[Stored items from a collection]
▬▬▬

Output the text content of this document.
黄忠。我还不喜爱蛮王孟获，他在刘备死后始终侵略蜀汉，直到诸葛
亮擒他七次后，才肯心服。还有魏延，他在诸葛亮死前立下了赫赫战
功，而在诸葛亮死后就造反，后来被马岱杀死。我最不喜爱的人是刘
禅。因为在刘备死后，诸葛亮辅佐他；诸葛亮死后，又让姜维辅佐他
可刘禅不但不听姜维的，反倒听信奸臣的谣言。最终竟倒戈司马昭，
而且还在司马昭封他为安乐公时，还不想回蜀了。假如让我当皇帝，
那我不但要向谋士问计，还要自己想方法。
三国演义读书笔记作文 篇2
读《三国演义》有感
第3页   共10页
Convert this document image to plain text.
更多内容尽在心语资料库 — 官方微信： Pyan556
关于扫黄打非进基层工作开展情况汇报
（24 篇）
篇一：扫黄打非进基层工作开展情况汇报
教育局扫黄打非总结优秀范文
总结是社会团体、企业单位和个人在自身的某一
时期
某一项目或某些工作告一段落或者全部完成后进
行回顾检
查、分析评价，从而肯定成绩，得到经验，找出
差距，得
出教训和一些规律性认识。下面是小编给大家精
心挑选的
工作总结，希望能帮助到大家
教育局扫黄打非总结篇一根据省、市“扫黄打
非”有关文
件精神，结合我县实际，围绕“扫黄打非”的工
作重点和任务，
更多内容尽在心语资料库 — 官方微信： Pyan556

▬▬▬

▶ _TASK TO CARRY OUT_:
Report only the number of lines in the data above that contain "document".

▶ _TASK SOLUTION_:
2